_Exercise_
Gather up the lines that contain "flag".

======== Record set

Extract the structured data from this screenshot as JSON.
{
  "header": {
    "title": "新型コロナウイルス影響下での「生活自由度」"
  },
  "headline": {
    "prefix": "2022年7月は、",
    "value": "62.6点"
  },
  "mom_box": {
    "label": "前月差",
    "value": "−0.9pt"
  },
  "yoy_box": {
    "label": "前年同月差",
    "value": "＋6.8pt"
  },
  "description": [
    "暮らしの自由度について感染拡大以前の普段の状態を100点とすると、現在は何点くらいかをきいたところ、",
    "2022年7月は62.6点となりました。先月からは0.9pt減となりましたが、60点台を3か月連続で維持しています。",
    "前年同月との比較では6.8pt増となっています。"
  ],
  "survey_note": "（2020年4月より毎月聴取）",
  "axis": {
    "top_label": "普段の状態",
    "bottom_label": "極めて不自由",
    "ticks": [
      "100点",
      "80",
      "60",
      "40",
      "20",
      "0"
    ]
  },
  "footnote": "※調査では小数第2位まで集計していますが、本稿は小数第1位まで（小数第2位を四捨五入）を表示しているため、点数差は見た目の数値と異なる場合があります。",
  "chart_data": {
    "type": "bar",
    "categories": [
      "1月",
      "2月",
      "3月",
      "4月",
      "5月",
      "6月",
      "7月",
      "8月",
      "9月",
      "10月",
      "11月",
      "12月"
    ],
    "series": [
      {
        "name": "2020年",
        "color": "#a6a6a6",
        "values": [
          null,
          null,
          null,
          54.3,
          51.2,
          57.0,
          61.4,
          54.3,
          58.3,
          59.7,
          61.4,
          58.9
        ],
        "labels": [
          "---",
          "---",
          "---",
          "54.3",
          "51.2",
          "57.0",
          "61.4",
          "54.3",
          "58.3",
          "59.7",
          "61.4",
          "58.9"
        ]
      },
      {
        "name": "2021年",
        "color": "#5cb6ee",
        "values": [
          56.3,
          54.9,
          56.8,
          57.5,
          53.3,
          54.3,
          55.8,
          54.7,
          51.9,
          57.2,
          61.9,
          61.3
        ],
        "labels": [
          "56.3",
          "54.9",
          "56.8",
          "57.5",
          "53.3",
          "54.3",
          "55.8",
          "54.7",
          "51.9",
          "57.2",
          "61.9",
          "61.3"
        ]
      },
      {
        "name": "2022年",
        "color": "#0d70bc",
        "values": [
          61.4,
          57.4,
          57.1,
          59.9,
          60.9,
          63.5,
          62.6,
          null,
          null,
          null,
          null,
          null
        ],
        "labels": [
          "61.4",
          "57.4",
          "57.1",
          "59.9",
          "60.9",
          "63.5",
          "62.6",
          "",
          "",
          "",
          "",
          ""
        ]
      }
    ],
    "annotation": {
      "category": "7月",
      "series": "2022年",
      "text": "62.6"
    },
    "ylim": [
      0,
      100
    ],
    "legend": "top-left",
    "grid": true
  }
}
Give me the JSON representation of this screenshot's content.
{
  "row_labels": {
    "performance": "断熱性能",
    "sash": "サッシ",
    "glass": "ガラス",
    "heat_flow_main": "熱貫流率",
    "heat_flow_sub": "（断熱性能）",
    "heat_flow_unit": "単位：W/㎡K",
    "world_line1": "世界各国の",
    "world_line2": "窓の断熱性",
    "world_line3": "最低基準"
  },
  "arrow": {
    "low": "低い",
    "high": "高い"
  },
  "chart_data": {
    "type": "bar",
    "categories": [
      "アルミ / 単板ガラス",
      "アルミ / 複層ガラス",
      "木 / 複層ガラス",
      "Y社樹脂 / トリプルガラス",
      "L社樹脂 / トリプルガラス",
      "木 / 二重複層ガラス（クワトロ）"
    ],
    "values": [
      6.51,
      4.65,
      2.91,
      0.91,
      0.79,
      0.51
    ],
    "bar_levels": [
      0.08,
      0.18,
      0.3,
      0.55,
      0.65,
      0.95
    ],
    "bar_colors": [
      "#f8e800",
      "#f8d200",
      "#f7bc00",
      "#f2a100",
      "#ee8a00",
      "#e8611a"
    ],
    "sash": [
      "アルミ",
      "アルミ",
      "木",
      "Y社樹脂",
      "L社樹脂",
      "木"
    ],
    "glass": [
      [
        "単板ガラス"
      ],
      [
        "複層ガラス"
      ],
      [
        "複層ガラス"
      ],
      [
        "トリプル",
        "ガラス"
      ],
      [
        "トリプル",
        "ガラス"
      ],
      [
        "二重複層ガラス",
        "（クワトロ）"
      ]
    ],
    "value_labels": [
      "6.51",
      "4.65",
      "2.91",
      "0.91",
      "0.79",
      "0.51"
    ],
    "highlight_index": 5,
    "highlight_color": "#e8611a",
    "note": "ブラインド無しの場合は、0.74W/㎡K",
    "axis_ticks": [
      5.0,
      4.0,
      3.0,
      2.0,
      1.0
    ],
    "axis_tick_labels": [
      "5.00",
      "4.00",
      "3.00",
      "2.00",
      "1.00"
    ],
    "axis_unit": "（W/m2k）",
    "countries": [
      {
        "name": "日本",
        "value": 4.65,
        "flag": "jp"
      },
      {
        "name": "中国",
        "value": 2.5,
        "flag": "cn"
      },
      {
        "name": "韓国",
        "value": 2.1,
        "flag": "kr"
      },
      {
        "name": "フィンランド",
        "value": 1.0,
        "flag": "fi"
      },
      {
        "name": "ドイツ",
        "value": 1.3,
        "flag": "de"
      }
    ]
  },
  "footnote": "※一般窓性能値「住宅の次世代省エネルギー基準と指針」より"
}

================

_The reply_
        "flag": "jp"
        "flag": "cn"
        "flag": "kr"
        "flag": "fi"
        "flag": "de"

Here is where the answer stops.